Go through the listing beneath this task and return every line that carries the string "direção".

─── RECORDS FOR PROCESSING ───

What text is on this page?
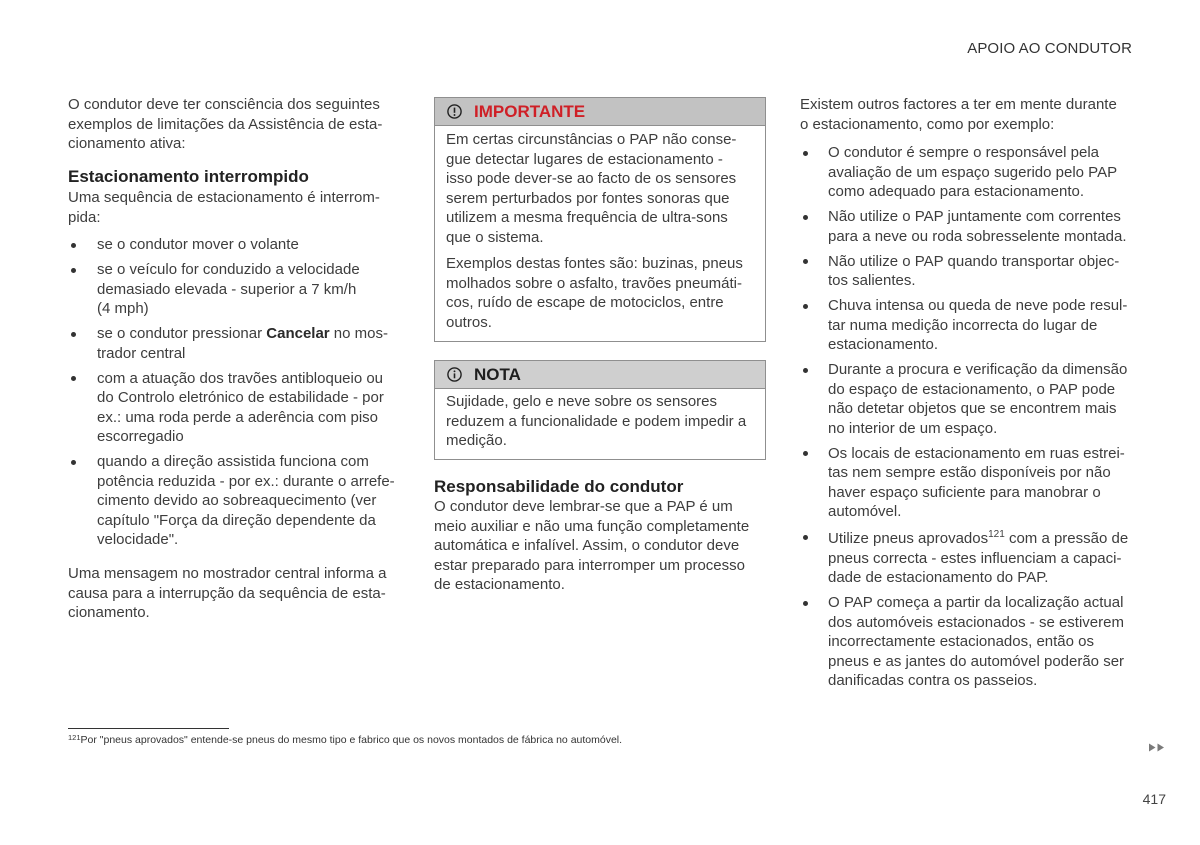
APOIO AO CONDUTOR

O condutor deve ter consciência dos seguintes
exemplos de limitações da Assistência de esta-
cionamento ativa:

Estacionamento interrompido

Uma sequência de estacionamento é interrom-
pida:

se o condutor mover o volante
se o veículo for conduzido a velocidade
demasiado elevada - superior a 7 km/h
(4 mph)
se o condutor pressionar Cancelar no mos-
trador central
com a atuação dos travões antibloqueio ou
do Controlo eletrónico de estabilidade - por
ex.: uma roda perde a aderência com piso
escorregadio
quando a direção assistida funciona com
potência reduzida - por ex.: durante o arrefe-
cimento devido ao sobreaquecimento (ver
capítulo "Força da direção dependente da
velocidade".

Uma mensagem no mostrador central informa a
causa para a interrupção da sequência de esta-
cionamento.

IMPORTANTE

Em certas circunstâncias o PAP não conse-
gue detectar lugares de estacionamento -
isso pode dever-se ao facto de os sensores
serem perturbados por fontes sonoras que
utilizem a mesma frequência de ultra-sons
que o sistema.

Exemplos destas fontes são: buzinas, pneus
molhados sobre o asfalto, travões pneumáti-
cos, ruído de escape de motociclos, entre
outros.

NOTA

Sujidade, gelo e neve sobre os sensores
reduzem a funcionalidade e podem impedir a
medição.

Responsabilidade do condutor

O condutor deve lembrar-se que a PAP é um
meio auxiliar e não uma função completamente
automática e infalível. Assim, o condutor deve
estar preparado para interromper um processo
de estacionamento.

Existem outros factores a ter em mente durante
o estacionamento, como por exemplo:

O condutor é sempre o responsável pela
avaliação de um espaço sugerido pelo PAP
como adequado para estacionamento.
Não utilize o PAP juntamente com correntes
para a neve ou roda sobresselente montada.
Não utilize o PAP quando transportar objec-
tos salientes.
Chuva intensa ou queda de neve pode resul-
tar numa medição incorrecta do lugar de
estacionamento.
Durante a procura e verificação da dimensão
do espaço de estacionamento, o PAP pode
não detetar objetos que se encontrem mais
no interior de um espaço.
Os locais de estacionamento em ruas estrei-
tas nem sempre estão disponíveis por não
haver espaço suficiente para manobrar o
automóvel.
Utilize pneus aprovados$^{121}$ com a pressão de
pneus correcta - estes influenciam a capaci-
dade de estacionamento do PAP.
O PAP começa a partir da localização actual
dos automóveis estacionados - se estiverem
incorrectamente estacionados, então os
pneus e as jantes do automóvel poderão ser
danificadas contra os passeios.

$^{121}$Por "pneus aprovados" entende-se pneus do mesmo tipo e fabrico que os novos montados de fábrica no automóvel.

417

───

**RESULT OF THIS EXERCISE**
quando a direção assistida funciona com
capítulo "Força da direção dependente da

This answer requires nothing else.